Exercise description - Count lines with the string "retired" in them. State the number alone.
## BEGIN Data for this exercise
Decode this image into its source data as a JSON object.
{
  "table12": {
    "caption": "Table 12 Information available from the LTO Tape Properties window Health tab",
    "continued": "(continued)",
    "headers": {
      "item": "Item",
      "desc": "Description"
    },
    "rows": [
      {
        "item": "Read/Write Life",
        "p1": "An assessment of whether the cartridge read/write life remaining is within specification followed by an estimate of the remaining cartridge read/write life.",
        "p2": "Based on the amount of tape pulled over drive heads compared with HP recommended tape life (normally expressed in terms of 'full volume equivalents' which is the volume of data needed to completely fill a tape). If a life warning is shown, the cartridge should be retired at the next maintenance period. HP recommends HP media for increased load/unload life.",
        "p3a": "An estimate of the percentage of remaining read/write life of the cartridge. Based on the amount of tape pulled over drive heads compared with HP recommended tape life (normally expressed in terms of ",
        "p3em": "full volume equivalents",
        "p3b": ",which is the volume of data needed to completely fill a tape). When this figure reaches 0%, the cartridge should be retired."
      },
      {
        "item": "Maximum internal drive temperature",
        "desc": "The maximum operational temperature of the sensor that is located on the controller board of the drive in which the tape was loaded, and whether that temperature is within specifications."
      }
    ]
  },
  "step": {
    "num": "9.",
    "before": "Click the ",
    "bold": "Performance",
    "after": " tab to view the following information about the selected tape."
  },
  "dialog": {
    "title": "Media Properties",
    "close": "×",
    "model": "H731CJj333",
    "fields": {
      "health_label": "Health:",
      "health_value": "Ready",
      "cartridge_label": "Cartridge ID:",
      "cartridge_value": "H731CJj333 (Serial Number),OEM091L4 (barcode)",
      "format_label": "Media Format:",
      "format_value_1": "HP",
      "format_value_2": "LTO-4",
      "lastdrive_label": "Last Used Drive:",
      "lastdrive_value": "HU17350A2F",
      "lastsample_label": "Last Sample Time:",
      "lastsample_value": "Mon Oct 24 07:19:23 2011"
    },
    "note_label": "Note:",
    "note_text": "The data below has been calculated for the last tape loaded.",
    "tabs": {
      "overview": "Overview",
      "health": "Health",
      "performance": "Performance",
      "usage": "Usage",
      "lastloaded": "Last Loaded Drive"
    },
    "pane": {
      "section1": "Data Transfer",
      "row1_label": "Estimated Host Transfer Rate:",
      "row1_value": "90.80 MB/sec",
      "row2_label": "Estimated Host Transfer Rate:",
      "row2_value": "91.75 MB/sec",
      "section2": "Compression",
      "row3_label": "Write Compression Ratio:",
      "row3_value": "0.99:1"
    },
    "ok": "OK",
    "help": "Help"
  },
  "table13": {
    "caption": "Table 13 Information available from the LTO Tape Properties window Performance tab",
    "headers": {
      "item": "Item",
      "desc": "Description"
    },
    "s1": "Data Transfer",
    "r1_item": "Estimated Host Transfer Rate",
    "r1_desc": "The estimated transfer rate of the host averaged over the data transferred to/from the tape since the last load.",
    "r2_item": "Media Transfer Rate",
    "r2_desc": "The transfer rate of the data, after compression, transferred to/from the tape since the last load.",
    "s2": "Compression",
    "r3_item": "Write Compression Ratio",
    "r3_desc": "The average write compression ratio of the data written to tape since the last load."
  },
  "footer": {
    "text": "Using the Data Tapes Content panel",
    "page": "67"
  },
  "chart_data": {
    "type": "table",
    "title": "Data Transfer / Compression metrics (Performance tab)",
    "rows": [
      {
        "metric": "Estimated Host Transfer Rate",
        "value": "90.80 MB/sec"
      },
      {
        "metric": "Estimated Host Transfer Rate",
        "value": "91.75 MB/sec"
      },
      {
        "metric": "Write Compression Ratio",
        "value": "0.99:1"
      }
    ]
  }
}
## END Data for this exercise
Reply to the task - 2